Can you transcribe the data exactly? Leave the pictures out.
○ ○ ○ ○ ○
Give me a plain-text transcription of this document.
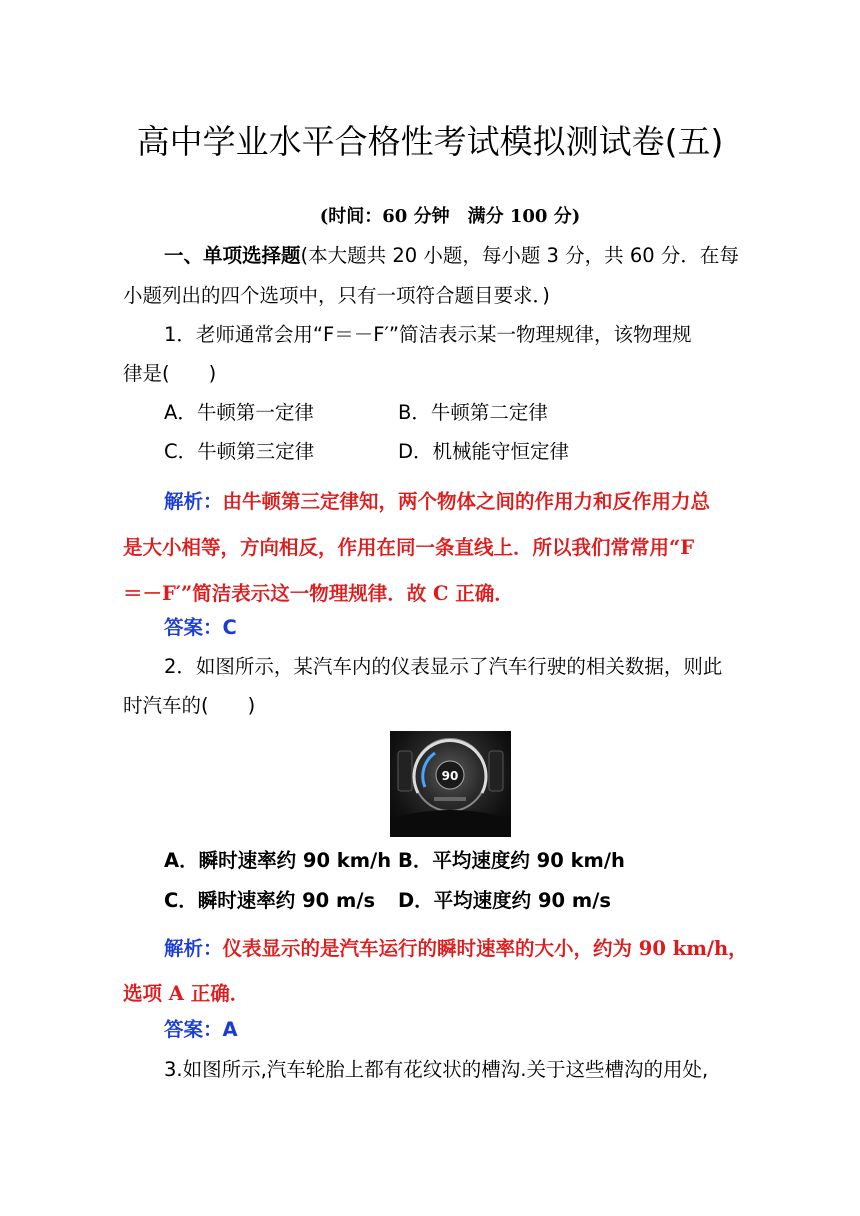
高中学业水平合格性考试模拟测试卷(五)
(时间：60 分钟　满分 100 分)
一、单项选择题(本大题共 20 小题，每小题 3 分，共 60 分．在每
小题列出的四个选项中，只有一项符合题目要求．)
1．老师通常会用“F＝－F′”简洁表示某一物理规律，该物理规
律是(　　)
A．牛顿第一定律	B．牛顿第二定律
C．牛顿第三定律	D．机械能守恒定律
解析：由牛顿第三定律知，两个物体之间的作用力和反作用力总
是大小相等，方向相反，作用在同一条直线上．所以我们常常用“F
＝－F′”简洁表示这一物理规律．故 C 正确．
答案：C
2．如图所示，某汽车内的仪表显示了汽车行驶的相关数据，则此
时汽车的(　　)
90
A．瞬时速率约 90 km/h B．平均速度约 90 km/h
C．瞬时速率约 90 m/s D．平均速度约 90 m/s
解析：仪表显示的是汽车运行的瞬时速率的大小，约为 90 km/h，
选项 A 正确．
答案：A
3.如图所示,汽车轮胎上都有花纹状的槽沟.关于这些槽沟的用处,
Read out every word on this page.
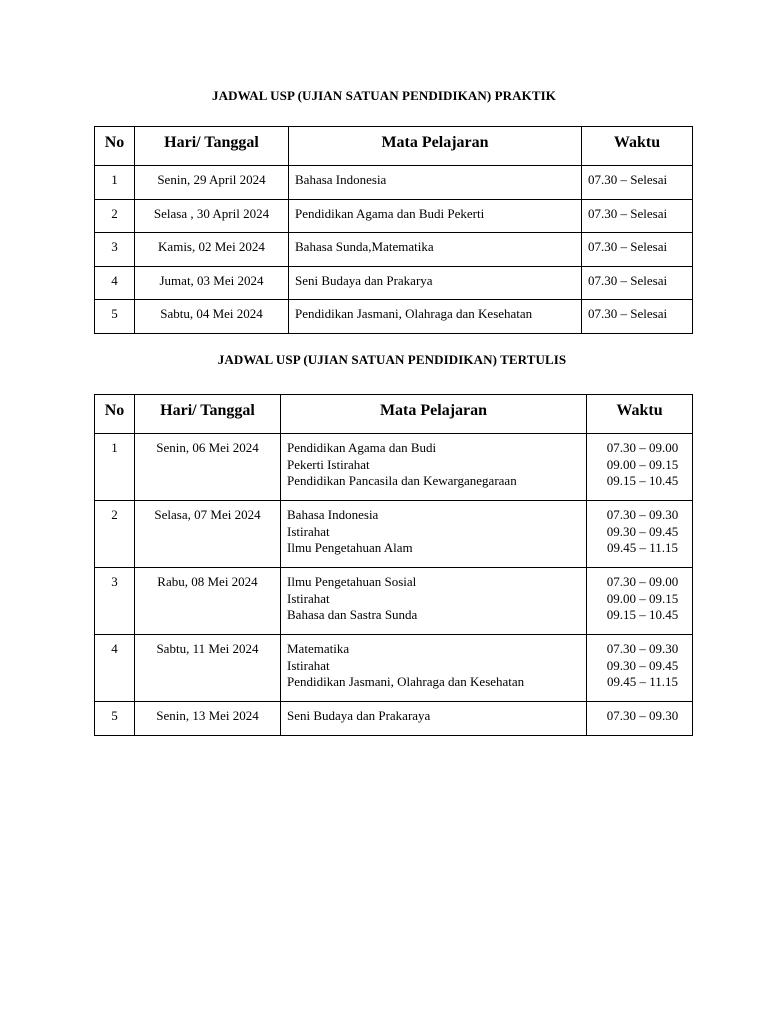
JADWAL USP (UJIAN SATUAN PENDIDIKAN) PRAKTIK
No	Hari/ Tanggal	Mata Pelajaran	Waktu
1	Senin, 29 April 2024	Bahasa Indonesia	07.30 – Selesai
2	Selasa , 30 April 2024	Pendidikan Agama dan Budi Pekerti	07.30 – Selesai
3	Kamis, 02 Mei 2024	Bahasa Sunda,Matematika	07.30 – Selesai
4	Jumat, 03 Mei 2024	Seni Budaya dan Prakarya	07.30 – Selesai
5	Sabtu, 04 Mei 2024	Pendidikan Jasmani, Olahraga dan Kesehatan	07.30 – Selesai
JADWAL USP (UJIAN SATUAN PENDIDIKAN) TERTULIS
No	Hari/ Tanggal	Mata Pelajaran	Waktu
1	Senin, 06 Mei 2024	Pendidikan Agama dan Budi
Pekerti Istirahat
Pendidikan Pancasila dan Kewarganegaraan	07.30 – 09.00
09.00 – 09.15
09.15 – 10.45

2	Selasa, 07 Mei 2024	Bahasa Indonesia
Istirahat
Ilmu Pengetahuan Alam	07.30 – 09.30
09.30 – 09.45
09.45 – 11.15

3	Rabu, 08 Mei 2024	Ilmu Pengetahuan Sosial
Istirahat
Bahasa dan Sastra Sunda	07.30 – 09.00
09.00 – 09.15
09.15 – 10.45

4	Sabtu, 11 Mei 2024	Matematika
Istirahat
Pendidikan Jasmani, Olahraga dan Kesehatan	07.30 – 09.30
09.30 – 09.45
09.45 – 11.15

5	Senin, 13 Mei 2024	Seni Budaya dan Prakaraya	07.30 – 09.30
○ ○ ○ ○ ○
**EXERCISE SOLUTION:**
Give me a plain-text transcription of this document.
高中学业水平合格性考试模拟测试卷(五)
(时间：60 分钟　满分 100 分)
一、单项选择题(本大题共 20 小题，每小题 3 分，共 60 分．在每
小题列出的四个选项中，只有一项符合题目要求．)
1．老师通常会用“F＝－F′”简洁表示某一物理规律，该物理规
律是(　　)
A．牛顿第一定律	B．牛顿第二定律
C．牛顿第三定律	D．机械能守恒定律
解析：由牛顿第三定律知，两个物体之间的作用力和反作用力总
是大小相等，方向相反，作用在同一条直线上．所以我们常常用“F
＝－F′”简洁表示这一物理规律．故 C 正确．
答案：C
2．如图所示，某汽车内的仪表显示了汽车行驶的相关数据，则此
时汽车的(　　)
90
A．瞬时速率约 90 km/h B．平均速度约 90 km/h
C．瞬时速率约 90 m/s D．平均速度约 90 m/s
解析：仪表显示的是汽车运行的瞬时速率的大小，约为 90 km/h，
选项 A 正确．
答案：A
3.如图所示,汽车轮胎上都有花纹状的槽沟.关于这些槽沟的用处,
Read out every word on this page.
JADWAL USP (UJIAN SATUAN PENDIDIKAN) PRAKTIK
No	Hari/ Tanggal	Mata Pelajaran	Waktu
1	Senin, 29 April 2024	Bahasa Indonesia	07.30 – Selesai
2	Selasa , 30 April 2024	Pendidikan Agama dan Budi Pekerti	07.30 – Selesai
3	Kamis, 02 Mei 2024	Bahasa Sunda,Matematika	07.30 – Selesai
4	Jumat, 03 Mei 2024	Seni Budaya dan Prakarya	07.30 – Selesai
5	Sabtu, 04 Mei 2024	Pendidikan Jasmani, Olahraga dan Kesehatan	07.30 – Selesai
JADWAL USP (UJIAN SATUAN PENDIDIKAN) TERTULIS
No	Hari/ Tanggal	Mata Pelajaran	Waktu
1	Senin, 06 Mei 2024	Pendidikan Agama dan Budi
Pekerti Istirahat
Pendidikan Pancasila dan Kewarganegaraan	07.30 – 09.00
09.00 – 09.15
09.15 – 10.45

2	Selasa, 07 Mei 2024	Bahasa Indonesia
Istirahat
Ilmu Pengetahuan Alam	07.30 – 09.30
09.30 – 09.45
09.45 – 11.15

3	Rabu, 08 Mei 2024	Ilmu Pengetahuan Sosial
Istirahat
Bahasa dan Sastra Sunda	07.30 – 09.00
09.00 – 09.15
09.15 – 10.45

4	Sabtu, 11 Mei 2024	Matematika
Istirahat
Pendidikan Jasmani, Olahraga dan Kesehatan	07.30 – 09.30
09.30 – 09.45
09.45 – 11.15

5	Senin, 13 Mei 2024	Seni Budaya dan Prakaraya	07.30 – 09.30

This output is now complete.